### YOUR GOAL
Return each line of the listing below, unchanged, and omit the images.

### PROVIDED RECORDS

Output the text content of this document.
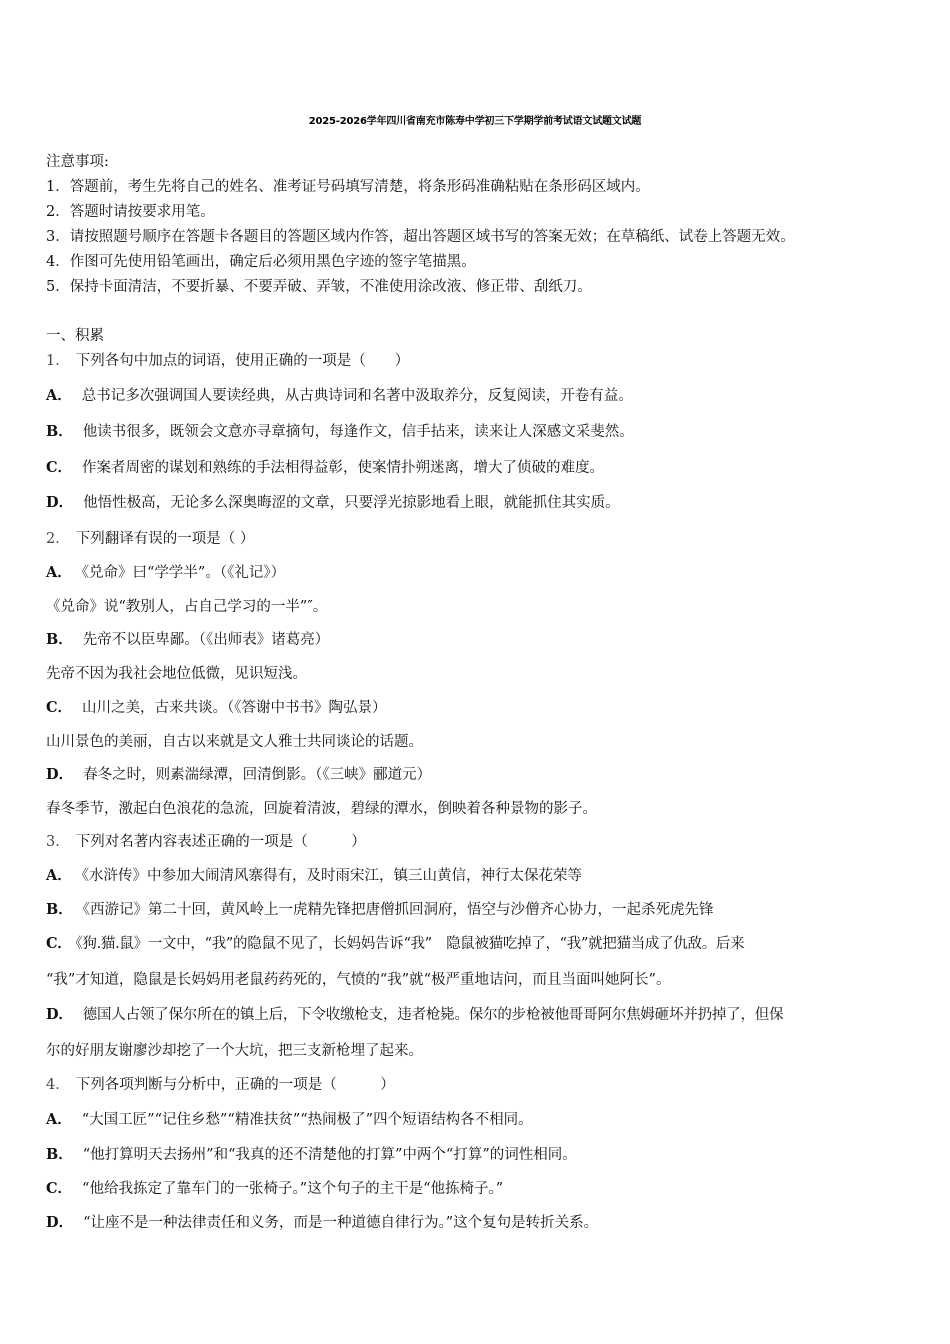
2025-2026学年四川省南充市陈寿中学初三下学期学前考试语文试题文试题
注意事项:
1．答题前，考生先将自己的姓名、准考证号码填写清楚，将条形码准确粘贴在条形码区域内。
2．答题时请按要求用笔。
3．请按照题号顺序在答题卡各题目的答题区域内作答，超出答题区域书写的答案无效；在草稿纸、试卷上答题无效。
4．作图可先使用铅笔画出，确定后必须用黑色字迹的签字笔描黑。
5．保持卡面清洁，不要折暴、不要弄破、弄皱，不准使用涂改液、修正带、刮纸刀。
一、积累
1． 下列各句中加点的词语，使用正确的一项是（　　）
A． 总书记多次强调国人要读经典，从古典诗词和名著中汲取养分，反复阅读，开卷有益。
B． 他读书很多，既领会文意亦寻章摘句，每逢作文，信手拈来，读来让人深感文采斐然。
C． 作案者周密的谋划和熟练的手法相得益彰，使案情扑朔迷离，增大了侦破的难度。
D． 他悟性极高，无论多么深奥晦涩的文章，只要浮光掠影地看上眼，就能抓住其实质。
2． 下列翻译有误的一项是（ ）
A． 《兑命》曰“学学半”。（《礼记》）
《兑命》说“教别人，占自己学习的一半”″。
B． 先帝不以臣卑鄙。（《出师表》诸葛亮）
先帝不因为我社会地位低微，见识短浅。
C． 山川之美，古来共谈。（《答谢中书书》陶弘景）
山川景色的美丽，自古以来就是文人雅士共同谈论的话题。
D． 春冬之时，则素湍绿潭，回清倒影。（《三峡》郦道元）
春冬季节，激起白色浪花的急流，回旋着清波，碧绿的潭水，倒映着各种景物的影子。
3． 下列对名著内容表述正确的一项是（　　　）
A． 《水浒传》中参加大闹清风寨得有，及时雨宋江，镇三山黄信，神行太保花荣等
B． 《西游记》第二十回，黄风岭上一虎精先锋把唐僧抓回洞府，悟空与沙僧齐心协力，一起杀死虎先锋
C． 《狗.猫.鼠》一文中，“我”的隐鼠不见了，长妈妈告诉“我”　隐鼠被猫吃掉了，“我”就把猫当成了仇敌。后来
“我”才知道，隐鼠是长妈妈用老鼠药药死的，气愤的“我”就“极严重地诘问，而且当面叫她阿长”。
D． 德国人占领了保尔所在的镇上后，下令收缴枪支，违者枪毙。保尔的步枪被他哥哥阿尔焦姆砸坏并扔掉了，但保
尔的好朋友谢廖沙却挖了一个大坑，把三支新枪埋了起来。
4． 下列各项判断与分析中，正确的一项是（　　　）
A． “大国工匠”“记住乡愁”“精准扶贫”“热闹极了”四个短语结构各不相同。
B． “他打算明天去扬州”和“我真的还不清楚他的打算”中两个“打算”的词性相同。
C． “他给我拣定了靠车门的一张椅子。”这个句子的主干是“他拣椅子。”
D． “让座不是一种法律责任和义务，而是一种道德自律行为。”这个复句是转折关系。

### OUTPUT OF THE EXERCISE
Output the text content of this document.
2025-2026学年四川省南充市陈寿中学初三下学期学前考试语文试题文试题
注意事项:
1．答题前，考生先将自己的姓名、准考证号码填写清楚，将条形码准确粘贴在条形码区域内。
2．答题时请按要求用笔。
3．请按照题号顺序在答题卡各题目的答题区域内作答，超出答题区域书写的答案无效；在草稿纸、试卷上答题无效。
4．作图可先使用铅笔画出，确定后必须用黑色字迹的签字笔描黑。
5．保持卡面清洁，不要折暴、不要弄破、弄皱，不准使用涂改液、修正带、刮纸刀。
一、积累
1． 下列各句中加点的词语，使用正确的一项是（　　）
A． 总书记多次强调国人要读经典，从古典诗词和名著中汲取养分，反复阅读，开卷有益。
B． 他读书很多，既领会文意亦寻章摘句，每逢作文，信手拈来，读来让人深感文采斐然。
C． 作案者周密的谋划和熟练的手法相得益彰，使案情扑朔迷离，增大了侦破的难度。
D． 他悟性极高，无论多么深奥晦涩的文章，只要浮光掠影地看上眼，就能抓住其实质。
2． 下列翻译有误的一项是（ ）
A． 《兑命》曰“学学半”。（《礼记》）
《兑命》说“教别人，占自己学习的一半”″。
B． 先帝不以臣卑鄙。（《出师表》诸葛亮）
先帝不因为我社会地位低微，见识短浅。
C． 山川之美，古来共谈。（《答谢中书书》陶弘景）
山川景色的美丽，自古以来就是文人雅士共同谈论的话题。
D． 春冬之时，则素湍绿潭，回清倒影。（《三峡》郦道元）
春冬季节，激起白色浪花的急流，回旋着清波，碧绿的潭水，倒映着各种景物的影子。
3． 下列对名著内容表述正确的一项是（　　　）
A． 《水浒传》中参加大闹清风寨得有，及时雨宋江，镇三山黄信，神行太保花荣等
B． 《西游记》第二十回，黄风岭上一虎精先锋把唐僧抓回洞府，悟空与沙僧齐心协力，一起杀死虎先锋
C． 《狗.猫.鼠》一文中，“我”的隐鼠不见了，长妈妈告诉“我”　隐鼠被猫吃掉了，“我”就把猫当成了仇敌。后来
“我”才知道，隐鼠是长妈妈用老鼠药药死的，气愤的“我”就“极严重地诘问，而且当面叫她阿长”。
D． 德国人占领了保尔所在的镇上后，下令收缴枪支，违者枪毙。保尔的步枪被他哥哥阿尔焦姆砸坏并扔掉了，但保
尔的好朋友谢廖沙却挖了一个大坑，把三支新枪埋了起来。
4． 下列各项判断与分析中，正确的一项是（　　　）
A． “大国工匠”“记住乡愁”“精准扶贫”“热闹极了”四个短语结构各不相同。
B． “他打算明天去扬州”和“我真的还不清楚他的打算”中两个“打算”的词性相同。
C． “他给我拣定了靠车门的一张椅子。”这个句子的主干是“他拣椅子。”
D． “让座不是一种法律责任和义务，而是一种道德自律行为。”这个复句是转折关系。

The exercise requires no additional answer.